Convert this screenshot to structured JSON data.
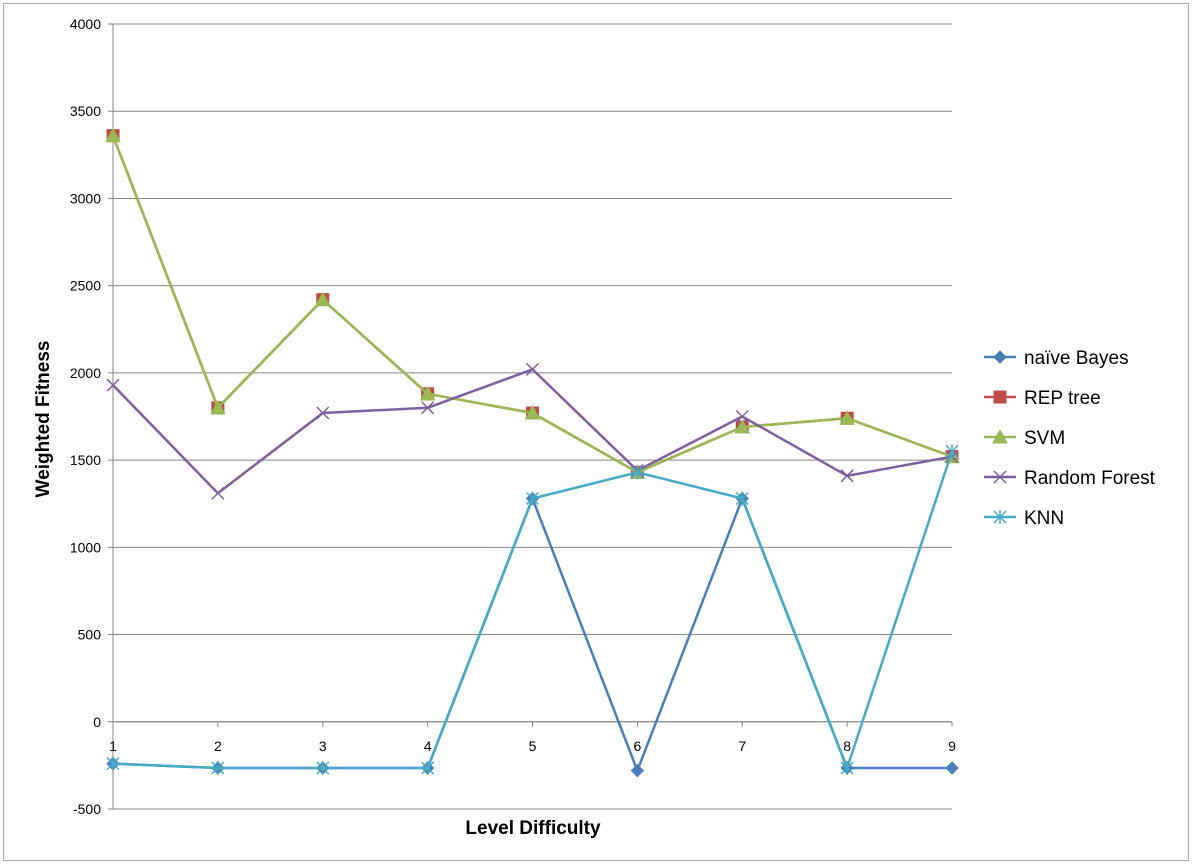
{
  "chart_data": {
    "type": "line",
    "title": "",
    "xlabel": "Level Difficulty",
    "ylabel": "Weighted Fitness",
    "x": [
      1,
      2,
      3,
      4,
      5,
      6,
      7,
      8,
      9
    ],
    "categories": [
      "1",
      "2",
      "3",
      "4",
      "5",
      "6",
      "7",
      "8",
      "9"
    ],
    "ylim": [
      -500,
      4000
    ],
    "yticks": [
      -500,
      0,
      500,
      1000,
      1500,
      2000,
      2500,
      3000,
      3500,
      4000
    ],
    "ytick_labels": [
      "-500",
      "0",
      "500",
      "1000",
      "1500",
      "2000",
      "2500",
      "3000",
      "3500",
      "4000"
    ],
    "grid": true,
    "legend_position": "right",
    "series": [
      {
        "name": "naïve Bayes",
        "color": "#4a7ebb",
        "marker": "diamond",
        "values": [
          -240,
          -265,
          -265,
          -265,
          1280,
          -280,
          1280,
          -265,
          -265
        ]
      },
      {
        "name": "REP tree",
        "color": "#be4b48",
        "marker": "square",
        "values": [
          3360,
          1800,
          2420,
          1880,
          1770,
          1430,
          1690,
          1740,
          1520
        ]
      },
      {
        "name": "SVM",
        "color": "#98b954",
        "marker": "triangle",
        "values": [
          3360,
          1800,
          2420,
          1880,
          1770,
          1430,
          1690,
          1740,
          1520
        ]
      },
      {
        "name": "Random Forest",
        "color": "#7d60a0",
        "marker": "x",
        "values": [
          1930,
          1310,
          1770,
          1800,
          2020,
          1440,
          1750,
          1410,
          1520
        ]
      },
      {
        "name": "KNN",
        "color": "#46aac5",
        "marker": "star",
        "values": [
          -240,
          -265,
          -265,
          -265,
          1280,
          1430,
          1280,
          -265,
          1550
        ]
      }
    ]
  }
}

____________

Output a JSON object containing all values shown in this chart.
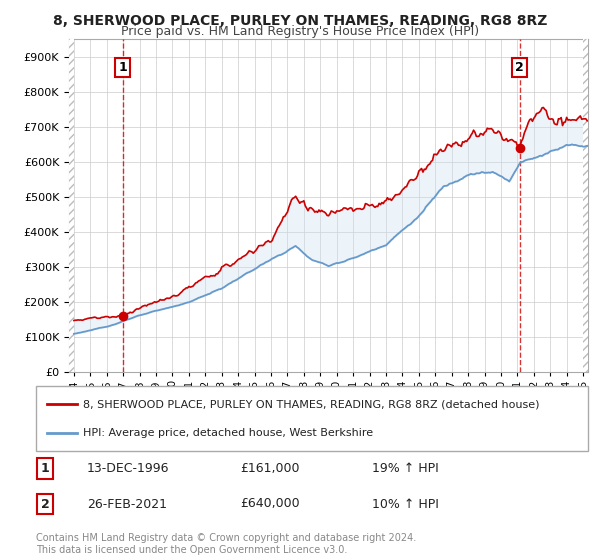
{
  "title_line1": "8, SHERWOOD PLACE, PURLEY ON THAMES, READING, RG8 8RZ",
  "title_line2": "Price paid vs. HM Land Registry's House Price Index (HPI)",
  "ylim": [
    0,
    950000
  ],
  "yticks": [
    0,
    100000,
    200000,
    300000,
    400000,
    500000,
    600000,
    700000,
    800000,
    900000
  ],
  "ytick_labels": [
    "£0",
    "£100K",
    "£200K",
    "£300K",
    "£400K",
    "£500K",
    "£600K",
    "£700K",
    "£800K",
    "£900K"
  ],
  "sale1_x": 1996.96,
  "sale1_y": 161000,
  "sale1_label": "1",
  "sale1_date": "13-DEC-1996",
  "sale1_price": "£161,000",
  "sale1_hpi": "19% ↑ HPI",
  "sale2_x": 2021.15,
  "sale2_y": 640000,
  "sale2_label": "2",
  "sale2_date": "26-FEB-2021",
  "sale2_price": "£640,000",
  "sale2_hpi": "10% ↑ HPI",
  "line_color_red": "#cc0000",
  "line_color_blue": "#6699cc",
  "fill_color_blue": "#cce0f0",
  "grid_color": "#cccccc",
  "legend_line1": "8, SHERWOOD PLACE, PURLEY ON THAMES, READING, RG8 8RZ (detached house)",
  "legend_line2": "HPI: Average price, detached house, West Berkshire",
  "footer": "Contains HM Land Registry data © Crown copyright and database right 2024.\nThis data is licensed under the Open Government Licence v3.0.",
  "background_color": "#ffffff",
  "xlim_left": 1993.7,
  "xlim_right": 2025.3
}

____________

Give only the number of lines in the entries that contain "THAMES".

2